* **Aim of the exercise**: Reproduce every line of the entries below word for word, with nothing added or changed.
>> BEGIN Dataset excerpts
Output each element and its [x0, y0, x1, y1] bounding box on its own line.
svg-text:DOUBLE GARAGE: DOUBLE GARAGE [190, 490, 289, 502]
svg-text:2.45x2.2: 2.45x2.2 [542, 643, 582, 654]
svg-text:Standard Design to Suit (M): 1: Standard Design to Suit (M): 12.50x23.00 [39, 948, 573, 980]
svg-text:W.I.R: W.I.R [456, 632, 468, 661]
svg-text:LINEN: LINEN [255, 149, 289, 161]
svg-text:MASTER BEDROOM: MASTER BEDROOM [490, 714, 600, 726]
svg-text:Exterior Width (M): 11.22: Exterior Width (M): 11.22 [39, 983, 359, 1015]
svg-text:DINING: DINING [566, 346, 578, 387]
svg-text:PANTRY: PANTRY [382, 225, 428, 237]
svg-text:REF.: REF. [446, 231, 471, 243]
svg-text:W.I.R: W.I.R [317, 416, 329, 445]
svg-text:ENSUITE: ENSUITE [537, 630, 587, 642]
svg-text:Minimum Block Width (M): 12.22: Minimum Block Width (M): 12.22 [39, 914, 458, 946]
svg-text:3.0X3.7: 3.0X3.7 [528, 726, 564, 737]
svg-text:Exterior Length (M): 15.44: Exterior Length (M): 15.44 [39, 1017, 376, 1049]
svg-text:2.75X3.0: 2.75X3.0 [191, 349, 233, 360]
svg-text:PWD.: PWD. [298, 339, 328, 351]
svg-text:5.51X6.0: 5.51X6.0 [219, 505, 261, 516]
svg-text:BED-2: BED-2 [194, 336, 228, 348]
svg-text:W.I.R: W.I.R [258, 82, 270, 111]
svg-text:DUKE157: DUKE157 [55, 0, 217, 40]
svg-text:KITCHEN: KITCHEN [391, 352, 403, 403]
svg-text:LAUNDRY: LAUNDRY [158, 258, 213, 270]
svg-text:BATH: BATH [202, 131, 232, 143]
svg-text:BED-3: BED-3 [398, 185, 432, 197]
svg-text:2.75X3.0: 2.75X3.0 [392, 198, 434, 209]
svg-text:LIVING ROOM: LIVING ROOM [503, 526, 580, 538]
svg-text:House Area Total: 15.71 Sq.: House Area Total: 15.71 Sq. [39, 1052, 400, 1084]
>> END Dataset excerpts
* **Written answer**:
Output each element and its [x0, y0, x1, y1] bounding box on its own line.
svg-text:DOUBLE GARAGE: DOUBLE GARAGE [190, 490, 289, 502]
svg-text:2.45x2.2: 2.45x2.2 [542, 643, 582, 654]
svg-text:Standard Design to Suit (M): 1: Standard Design to Suit (M): 12.50x23.00 [39, 948, 573, 980]
svg-text:W.I.R: W.I.R [456, 632, 468, 661]
svg-text:LINEN: LINEN [255, 149, 289, 161]
svg-text:MASTER BEDROOM: MASTER BEDROOM [490, 714, 600, 726]
svg-text:Exterior Width (M): 11.22: Exterior Width (M): 11.22 [39, 983, 359, 1015]
svg-text:DINING: DINING [566, 346, 578, 387]
svg-text:PANTRY: PANTRY [382, 225, 428, 237]
svg-text:REF.: REF. [446, 231, 471, 243]
svg-text:W.I.R: W.I.R [317, 416, 329, 445]
svg-text:ENSUITE: ENSUITE [537, 630, 587, 642]
svg-text:Minimum Block Width (M): 12.22: Minimum Block Width (M): 12.22 [39, 914, 458, 946]
svg-text:3.0X3.7: 3.0X3.7 [528, 726, 564, 737]
svg-text:Exterior Length (M): 15.44: Exterior Length (M): 15.44 [39, 1017, 376, 1049]
svg-text:2.75X3.0: 2.75X3.0 [191, 349, 233, 360]
svg-text:PWD.: PWD. [298, 339, 328, 351]
svg-text:5.51X6.0: 5.51X6.0 [219, 505, 261, 516]
svg-text:BED-2: BED-2 [194, 336, 228, 348]
svg-text:W.I.R: W.I.R [258, 82, 270, 111]
svg-text:DUKE157: DUKE157 [55, 0, 217, 40]
svg-text:KITCHEN: KITCHEN [391, 352, 403, 403]
svg-text:LAUNDRY: LAUNDRY [158, 258, 213, 270]
svg-text:BATH: BATH [202, 131, 232, 143]
svg-text:BED-3: BED-3 [398, 185, 432, 197]
svg-text:2.75X3.0: 2.75X3.0 [392, 198, 434, 209]
svg-text:LIVING ROOM: LIVING ROOM [503, 526, 580, 538]
svg-text:House Area Total: 15.71 Sq.: House Area Total: 15.71 Sq. [39, 1052, 400, 1084]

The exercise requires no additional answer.